Work required » Look through the listing below and report how many lines contain "JSON", as a bare number.

"""

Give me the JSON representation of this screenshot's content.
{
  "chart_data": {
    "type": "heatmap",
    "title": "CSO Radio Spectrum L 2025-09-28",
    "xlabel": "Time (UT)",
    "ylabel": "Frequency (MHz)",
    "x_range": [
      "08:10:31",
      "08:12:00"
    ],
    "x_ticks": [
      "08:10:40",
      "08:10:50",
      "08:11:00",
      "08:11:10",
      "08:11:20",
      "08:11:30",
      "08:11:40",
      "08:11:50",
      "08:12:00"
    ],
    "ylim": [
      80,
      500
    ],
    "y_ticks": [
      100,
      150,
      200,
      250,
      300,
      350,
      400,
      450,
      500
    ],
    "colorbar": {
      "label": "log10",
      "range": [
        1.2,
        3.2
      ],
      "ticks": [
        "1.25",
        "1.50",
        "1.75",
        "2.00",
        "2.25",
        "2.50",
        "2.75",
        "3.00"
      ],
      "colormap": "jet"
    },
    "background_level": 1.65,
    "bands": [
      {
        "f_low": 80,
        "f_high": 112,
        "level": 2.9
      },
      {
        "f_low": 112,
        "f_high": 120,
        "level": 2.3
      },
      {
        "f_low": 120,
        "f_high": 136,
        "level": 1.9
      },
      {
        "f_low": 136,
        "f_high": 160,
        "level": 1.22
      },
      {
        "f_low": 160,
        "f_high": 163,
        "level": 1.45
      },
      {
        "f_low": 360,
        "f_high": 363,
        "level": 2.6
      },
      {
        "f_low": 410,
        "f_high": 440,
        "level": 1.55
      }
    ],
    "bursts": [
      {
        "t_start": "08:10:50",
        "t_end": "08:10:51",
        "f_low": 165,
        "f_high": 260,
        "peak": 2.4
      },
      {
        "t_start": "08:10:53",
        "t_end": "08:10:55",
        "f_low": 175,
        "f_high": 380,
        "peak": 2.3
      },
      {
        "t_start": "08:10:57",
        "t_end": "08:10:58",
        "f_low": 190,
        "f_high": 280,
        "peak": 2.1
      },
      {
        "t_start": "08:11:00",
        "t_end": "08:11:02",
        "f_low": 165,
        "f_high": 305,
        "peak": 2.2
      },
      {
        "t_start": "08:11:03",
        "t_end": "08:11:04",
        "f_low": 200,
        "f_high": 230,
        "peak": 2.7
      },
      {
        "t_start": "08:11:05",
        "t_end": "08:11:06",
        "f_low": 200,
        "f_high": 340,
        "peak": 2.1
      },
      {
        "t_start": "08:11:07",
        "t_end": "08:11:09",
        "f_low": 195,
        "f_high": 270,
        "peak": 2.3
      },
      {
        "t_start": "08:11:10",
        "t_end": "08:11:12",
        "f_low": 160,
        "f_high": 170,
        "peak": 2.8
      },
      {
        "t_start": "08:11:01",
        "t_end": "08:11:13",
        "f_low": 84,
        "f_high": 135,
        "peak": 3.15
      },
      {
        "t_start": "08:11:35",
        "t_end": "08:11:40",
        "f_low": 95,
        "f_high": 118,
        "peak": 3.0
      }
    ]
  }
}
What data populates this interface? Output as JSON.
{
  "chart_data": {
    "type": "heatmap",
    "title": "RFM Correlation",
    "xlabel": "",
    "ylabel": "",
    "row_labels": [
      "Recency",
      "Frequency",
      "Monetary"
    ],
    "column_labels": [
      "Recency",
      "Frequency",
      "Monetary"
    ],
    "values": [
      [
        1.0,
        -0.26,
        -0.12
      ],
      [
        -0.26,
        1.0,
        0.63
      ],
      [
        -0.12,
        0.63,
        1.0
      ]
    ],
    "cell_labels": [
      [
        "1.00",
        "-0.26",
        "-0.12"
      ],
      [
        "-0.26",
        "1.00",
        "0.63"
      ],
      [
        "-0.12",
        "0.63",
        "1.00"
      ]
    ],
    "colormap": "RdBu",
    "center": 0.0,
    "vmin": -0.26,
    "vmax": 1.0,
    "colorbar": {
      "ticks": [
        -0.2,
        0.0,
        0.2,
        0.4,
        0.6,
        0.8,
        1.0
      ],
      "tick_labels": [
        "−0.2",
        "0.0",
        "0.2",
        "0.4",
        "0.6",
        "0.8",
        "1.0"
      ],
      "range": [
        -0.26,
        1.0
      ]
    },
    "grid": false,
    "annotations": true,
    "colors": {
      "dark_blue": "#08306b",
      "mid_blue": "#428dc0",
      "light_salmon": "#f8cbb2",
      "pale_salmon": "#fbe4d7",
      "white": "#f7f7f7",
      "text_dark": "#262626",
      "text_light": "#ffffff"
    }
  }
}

"""

Written response » 2